Your task is to repeat the entries word for word while leaving out the pictures.

__DATA FOR THE TASK__:

>> START

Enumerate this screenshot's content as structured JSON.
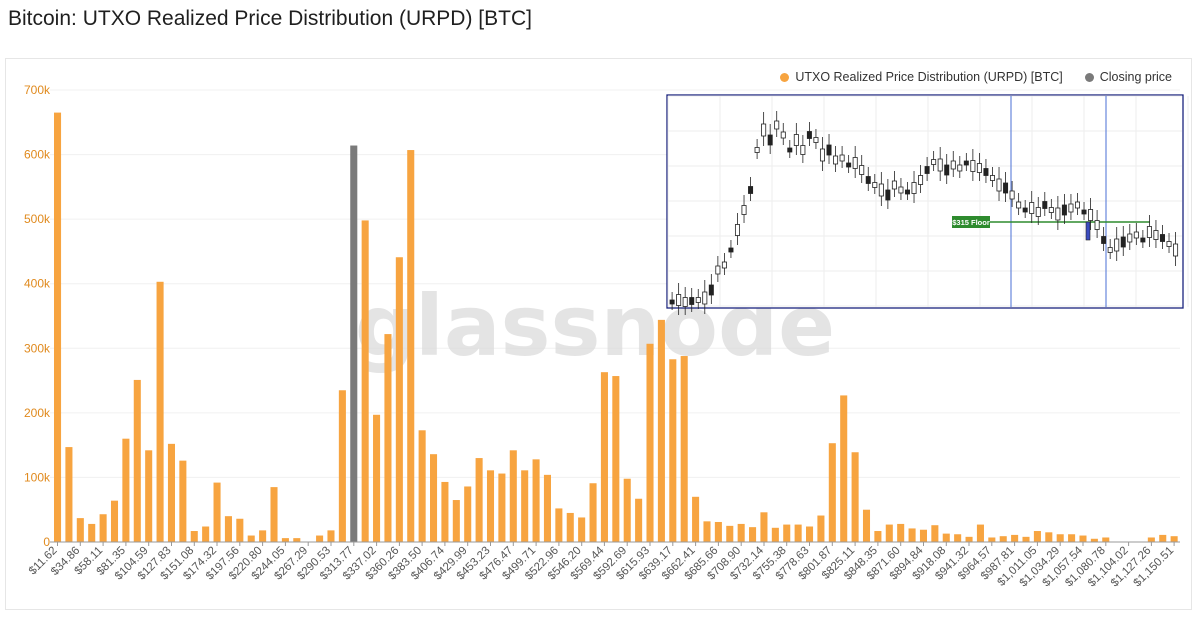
{
  "page": {
    "title": "Bitcoin: UTXO Realized Price Distribution (URPD) [BTC]",
    "watermark": "glassnode"
  },
  "legend": {
    "items": [
      {
        "label": "UTXO Realized Price Distribution (URPD) [BTC]",
        "color": "#f7a440"
      },
      {
        "label": "Closing price",
        "color": "#7a7a7a"
      }
    ]
  },
  "inset": {
    "floor_label": "$315 Floor",
    "floor_color": "#2e8b2e",
    "border_color": "#1a237e"
  },
  "chart_data": {
    "type": "bar",
    "title": "Bitcoin: UTXO Realized Price Distribution (URPD) [BTC]",
    "ylim": [
      0,
      700000
    ],
    "yticks": [
      "0",
      "100k",
      "200k",
      "300k",
      "400k",
      "500k",
      "600k",
      "700k"
    ],
    "xticks": [
      "$11.62",
      "$34.86",
      "$58.11",
      "$81.35",
      "$104.59",
      "$127.83",
      "$151.08",
      "$174.32",
      "$197.56",
      "$220.80",
      "$244.05",
      "$267.29",
      "$290.53",
      "$313.77",
      "$337.02",
      "$360.26",
      "$383.50",
      "$406.74",
      "$429.99",
      "$453.23",
      "$476.47",
      "$499.71",
      "$522.96",
      "$546.20",
      "$569.44",
      "$592.69",
      "$615.93",
      "$639.17",
      "$662.41",
      "$685.66",
      "$708.90",
      "$732.14",
      "$755.38",
      "$778.63",
      "$801.87",
      "$825.11",
      "$848.35",
      "$871.60",
      "$894.84",
      "$918.08",
      "$941.32",
      "$964.57",
      "$987.81",
      "$1,011.05",
      "$1,034.29",
      "$1,057.54",
      "$1,080.78",
      "$1,104.02",
      "$1,127.26",
      "$1,150.51"
    ],
    "closing_price_bar_index": 26,
    "series": [
      {
        "name": "UTXO Realized Price Distribution (URPD) [BTC]",
        "color": "#f7a440",
        "values": [
          665000,
          147000,
          37000,
          28000,
          43000,
          64000,
          160000,
          251000,
          142000,
          403000,
          152000,
          126000,
          17000,
          24000,
          92000,
          40000,
          36000,
          10000,
          18000,
          85000,
          6000,
          6000,
          0,
          10000,
          18000,
          235000,
          614000,
          498000,
          197000,
          322000,
          441000,
          607000,
          173000,
          136000,
          93000,
          65000,
          86000,
          130000,
          111000,
          106000,
          142000,
          111000,
          128000,
          104000,
          52000,
          45000,
          38000,
          91000,
          263000,
          257000,
          98000,
          67000,
          307000,
          344000,
          283000,
          288000,
          70000,
          32000,
          31000,
          25000,
          28000,
          23000,
          46000,
          22000,
          27000,
          27000,
          24000,
          41000,
          153000,
          227000,
          139000,
          50000,
          17000,
          27000,
          28000,
          21000,
          19000,
          26000,
          13000,
          12000,
          8000,
          27000,
          7000,
          9000,
          11000,
          8000,
          17000,
          15000,
          12000,
          12000,
          10000,
          5000,
          7000,
          0,
          0,
          0,
          7000,
          11000,
          9000
        ]
      },
      {
        "name": "Closing price",
        "color": "#7a7a7a"
      }
    ]
  }
}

>> END

__RESULT BELOW__:
Enumerate this screenshot's content as structured JSON.
{
  "page": {
    "title": "Bitcoin: UTXO Realized Price Distribution (URPD) [BTC]",
    "watermark": "glassnode"
  },
  "legend": {
    "items": [
      {
        "label": "UTXO Realized Price Distribution (URPD) [BTC]",
        "color": "#f7a440"
      },
      {
        "label": "Closing price",
        "color": "#7a7a7a"
      }
    ]
  },
  "inset": {
    "floor_label": "$315 Floor",
    "floor_color": "#2e8b2e",
    "border_color": "#1a237e"
  },
  "chart_data": {
    "type": "bar",
    "title": "Bitcoin: UTXO Realized Price Distribution (URPD) [BTC]",
    "ylim": [
      0,
      700000
    ],
    "yticks": [
      "0",
      "100k",
      "200k",
      "300k",
      "400k",
      "500k",
      "600k",
      "700k"
    ],
    "xticks": [
      "$11.62",
      "$34.86",
      "$58.11",
      "$81.35",
      "$104.59",
      "$127.83",
      "$151.08",
      "$174.32",
      "$197.56",
      "$220.80",
      "$244.05",
      "$267.29",
      "$290.53",
      "$313.77",
      "$337.02",
      "$360.26",
      "$383.50",
      "$406.74",
      "$429.99",
      "$453.23",
      "$476.47",
      "$499.71",
      "$522.96",
      "$546.20",
      "$569.44",
      "$592.69",
      "$615.93",
      "$639.17",
      "$662.41",
      "$685.66",
      "$708.90",
      "$732.14",
      "$755.38",
      "$778.63",
      "$801.87",
      "$825.11",
      "$848.35",
      "$871.60",
      "$894.84",
      "$918.08",
      "$941.32",
      "$964.57",
      "$987.81",
      "$1,011.05",
      "$1,034.29",
      "$1,057.54",
      "$1,080.78",
      "$1,104.02",
      "$1,127.26",
      "$1,150.51"
    ],
    "closing_price_bar_index": 26,
    "series": [
      {
        "name": "UTXO Realized Price Distribution (URPD) [BTC]",
        "color": "#f7a440",
        "values": [
          665000,
          147000,
          37000,
          28000,
          43000,
          64000,
          160000,
          251000,
          142000,
          403000,
          152000,
          126000,
          17000,
          24000,
          92000,
          40000,
          36000,
          10000,
          18000,
          85000,
          6000,
          6000,
          0,
          10000,
          18000,
          235000,
          614000,
          498000,
          197000,
          322000,
          441000,
          607000,
          173000,
          136000,
          93000,
          65000,
          86000,
          130000,
          111000,
          106000,
          142000,
          111000,
          128000,
          104000,
          52000,
          45000,
          38000,
          91000,
          263000,
          257000,
          98000,
          67000,
          307000,
          344000,
          283000,
          288000,
          70000,
          32000,
          31000,
          25000,
          28000,
          23000,
          46000,
          22000,
          27000,
          27000,
          24000,
          41000,
          153000,
          227000,
          139000,
          50000,
          17000,
          27000,
          28000,
          21000,
          19000,
          26000,
          13000,
          12000,
          8000,
          27000,
          7000,
          9000,
          11000,
          8000,
          17000,
          15000,
          12000,
          12000,
          10000,
          5000,
          7000,
          0,
          0,
          0,
          7000,
          11000,
          9000
        ]
      },
      {
        "name": "Closing price",
        "color": "#7a7a7a"
      }
    ]
  }
}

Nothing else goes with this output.